THE DATA
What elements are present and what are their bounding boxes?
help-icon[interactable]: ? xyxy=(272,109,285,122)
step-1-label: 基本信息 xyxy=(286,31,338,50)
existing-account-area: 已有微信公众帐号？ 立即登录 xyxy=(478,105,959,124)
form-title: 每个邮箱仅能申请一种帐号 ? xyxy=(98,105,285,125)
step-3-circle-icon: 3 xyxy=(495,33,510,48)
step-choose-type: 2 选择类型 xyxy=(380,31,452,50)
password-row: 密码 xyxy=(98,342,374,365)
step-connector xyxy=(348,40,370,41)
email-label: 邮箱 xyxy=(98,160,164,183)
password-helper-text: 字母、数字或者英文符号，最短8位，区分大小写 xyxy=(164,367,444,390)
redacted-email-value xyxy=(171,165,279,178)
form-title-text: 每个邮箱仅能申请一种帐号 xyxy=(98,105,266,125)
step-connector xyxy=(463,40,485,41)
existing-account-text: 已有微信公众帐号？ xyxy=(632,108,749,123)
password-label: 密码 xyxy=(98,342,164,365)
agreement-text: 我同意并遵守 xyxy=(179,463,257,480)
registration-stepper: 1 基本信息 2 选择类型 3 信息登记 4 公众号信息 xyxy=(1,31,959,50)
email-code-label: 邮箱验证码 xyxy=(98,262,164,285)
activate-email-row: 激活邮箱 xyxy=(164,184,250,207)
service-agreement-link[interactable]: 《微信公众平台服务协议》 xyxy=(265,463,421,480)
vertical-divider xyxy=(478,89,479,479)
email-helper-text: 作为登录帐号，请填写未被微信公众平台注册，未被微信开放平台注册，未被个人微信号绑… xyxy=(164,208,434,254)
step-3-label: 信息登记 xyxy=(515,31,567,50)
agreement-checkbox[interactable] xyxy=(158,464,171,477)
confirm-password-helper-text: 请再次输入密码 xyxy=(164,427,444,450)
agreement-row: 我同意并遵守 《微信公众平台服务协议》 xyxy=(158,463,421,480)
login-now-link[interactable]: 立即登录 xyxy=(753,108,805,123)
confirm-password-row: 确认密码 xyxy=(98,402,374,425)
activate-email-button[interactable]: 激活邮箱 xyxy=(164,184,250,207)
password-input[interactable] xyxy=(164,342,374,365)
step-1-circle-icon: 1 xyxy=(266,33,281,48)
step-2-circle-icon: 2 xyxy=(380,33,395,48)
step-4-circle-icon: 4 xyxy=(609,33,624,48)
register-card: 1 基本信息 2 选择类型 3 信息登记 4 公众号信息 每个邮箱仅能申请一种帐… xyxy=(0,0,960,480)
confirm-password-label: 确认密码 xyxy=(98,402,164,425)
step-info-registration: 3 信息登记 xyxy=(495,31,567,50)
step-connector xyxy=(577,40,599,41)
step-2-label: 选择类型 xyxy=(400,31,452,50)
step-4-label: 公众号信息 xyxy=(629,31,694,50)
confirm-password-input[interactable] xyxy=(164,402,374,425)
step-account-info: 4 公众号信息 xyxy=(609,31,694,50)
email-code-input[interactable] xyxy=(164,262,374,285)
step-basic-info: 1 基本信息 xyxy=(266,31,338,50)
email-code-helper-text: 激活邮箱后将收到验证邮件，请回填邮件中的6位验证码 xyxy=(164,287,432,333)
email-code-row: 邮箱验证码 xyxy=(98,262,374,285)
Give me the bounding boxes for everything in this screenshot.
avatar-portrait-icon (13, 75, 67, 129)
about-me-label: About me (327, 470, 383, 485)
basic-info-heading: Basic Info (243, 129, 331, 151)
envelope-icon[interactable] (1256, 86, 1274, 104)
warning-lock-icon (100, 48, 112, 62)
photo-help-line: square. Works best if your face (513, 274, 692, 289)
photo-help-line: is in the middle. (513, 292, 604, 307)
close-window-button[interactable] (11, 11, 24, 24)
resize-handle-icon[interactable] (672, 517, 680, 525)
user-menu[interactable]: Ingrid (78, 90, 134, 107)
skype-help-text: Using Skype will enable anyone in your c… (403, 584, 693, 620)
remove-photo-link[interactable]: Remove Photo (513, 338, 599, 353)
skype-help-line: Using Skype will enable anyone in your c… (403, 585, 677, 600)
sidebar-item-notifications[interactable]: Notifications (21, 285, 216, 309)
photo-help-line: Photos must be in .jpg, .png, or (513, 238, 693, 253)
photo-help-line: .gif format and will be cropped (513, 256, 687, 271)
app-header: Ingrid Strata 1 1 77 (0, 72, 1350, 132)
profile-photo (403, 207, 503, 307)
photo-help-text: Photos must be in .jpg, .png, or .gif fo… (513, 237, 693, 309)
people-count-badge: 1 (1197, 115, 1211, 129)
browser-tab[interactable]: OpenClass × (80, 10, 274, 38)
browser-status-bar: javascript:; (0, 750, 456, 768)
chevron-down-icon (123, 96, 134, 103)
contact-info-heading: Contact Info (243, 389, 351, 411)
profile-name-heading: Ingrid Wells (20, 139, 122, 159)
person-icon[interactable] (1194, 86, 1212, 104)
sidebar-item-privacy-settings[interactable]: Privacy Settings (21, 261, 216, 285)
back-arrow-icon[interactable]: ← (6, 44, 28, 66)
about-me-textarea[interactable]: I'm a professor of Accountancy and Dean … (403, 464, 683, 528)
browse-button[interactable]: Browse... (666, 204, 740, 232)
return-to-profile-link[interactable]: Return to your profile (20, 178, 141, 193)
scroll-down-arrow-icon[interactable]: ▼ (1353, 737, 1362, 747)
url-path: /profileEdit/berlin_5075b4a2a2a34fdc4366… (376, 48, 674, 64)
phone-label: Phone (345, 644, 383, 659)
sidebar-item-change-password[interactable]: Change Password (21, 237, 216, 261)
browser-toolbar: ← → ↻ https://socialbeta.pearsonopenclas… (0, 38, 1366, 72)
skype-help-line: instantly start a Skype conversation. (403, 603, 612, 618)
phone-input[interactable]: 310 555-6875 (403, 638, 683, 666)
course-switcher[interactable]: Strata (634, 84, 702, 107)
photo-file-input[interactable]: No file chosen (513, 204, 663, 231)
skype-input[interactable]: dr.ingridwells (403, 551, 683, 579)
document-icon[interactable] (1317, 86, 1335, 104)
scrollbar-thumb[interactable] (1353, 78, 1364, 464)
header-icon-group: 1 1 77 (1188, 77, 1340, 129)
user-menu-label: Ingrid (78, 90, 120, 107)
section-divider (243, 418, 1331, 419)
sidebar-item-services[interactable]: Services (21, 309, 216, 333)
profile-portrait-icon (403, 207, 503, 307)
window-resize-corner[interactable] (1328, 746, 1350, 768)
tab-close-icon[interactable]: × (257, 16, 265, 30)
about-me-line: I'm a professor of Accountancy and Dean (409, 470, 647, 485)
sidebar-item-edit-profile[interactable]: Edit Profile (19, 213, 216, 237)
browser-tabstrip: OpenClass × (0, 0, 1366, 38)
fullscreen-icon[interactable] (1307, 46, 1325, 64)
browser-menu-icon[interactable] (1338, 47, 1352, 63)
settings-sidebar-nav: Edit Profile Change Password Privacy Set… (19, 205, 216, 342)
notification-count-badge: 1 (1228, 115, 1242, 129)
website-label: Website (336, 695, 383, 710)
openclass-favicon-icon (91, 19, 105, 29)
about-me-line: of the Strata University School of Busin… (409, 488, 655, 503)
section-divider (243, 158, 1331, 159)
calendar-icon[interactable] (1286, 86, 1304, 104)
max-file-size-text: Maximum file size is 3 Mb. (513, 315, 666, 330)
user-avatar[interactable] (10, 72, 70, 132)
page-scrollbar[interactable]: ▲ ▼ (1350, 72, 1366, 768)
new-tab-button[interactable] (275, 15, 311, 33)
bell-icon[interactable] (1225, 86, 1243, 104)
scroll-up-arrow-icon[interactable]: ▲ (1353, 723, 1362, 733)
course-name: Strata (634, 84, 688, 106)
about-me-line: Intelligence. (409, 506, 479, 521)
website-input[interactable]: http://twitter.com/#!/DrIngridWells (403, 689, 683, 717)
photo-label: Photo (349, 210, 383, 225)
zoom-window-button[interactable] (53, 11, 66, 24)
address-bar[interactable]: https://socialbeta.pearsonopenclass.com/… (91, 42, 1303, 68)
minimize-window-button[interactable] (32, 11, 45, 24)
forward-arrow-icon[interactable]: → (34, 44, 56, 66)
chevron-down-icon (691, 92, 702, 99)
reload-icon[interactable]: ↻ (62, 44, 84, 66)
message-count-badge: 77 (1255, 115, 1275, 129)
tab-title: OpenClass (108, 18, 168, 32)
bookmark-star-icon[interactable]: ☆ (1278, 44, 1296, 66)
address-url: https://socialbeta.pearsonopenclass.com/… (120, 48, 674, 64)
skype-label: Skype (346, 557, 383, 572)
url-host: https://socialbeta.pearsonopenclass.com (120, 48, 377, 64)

WHAT IS BEING ASKED
Convert the entries from the start through the line containing "step-connector xyxy=(348,40,370,41)" into a numbered list, with blank lines left out.

RIGHT ANSWER
1. What elements are present and what are their bounding boxes?
2. help-icon[interactable]: ? xyxy=(272,109,285,122)
3. step-1-label: 基本信息 xyxy=(286,31,338,50)
4. existing-account-area: 已有微信公众帐号？ 立即登录 xyxy=(478,105,959,124)
5. form-title: 每个邮箱仅能申请一种帐号 ? xyxy=(98,105,285,125)
6. step-3-circle-icon: 3 xyxy=(495,33,510,48)
7. step-choose-type: 2 选择类型 xyxy=(380,31,452,50)
8. password-row: 密码 xyxy=(98,342,374,365)
9. step-connector xyxy=(348,40,370,41)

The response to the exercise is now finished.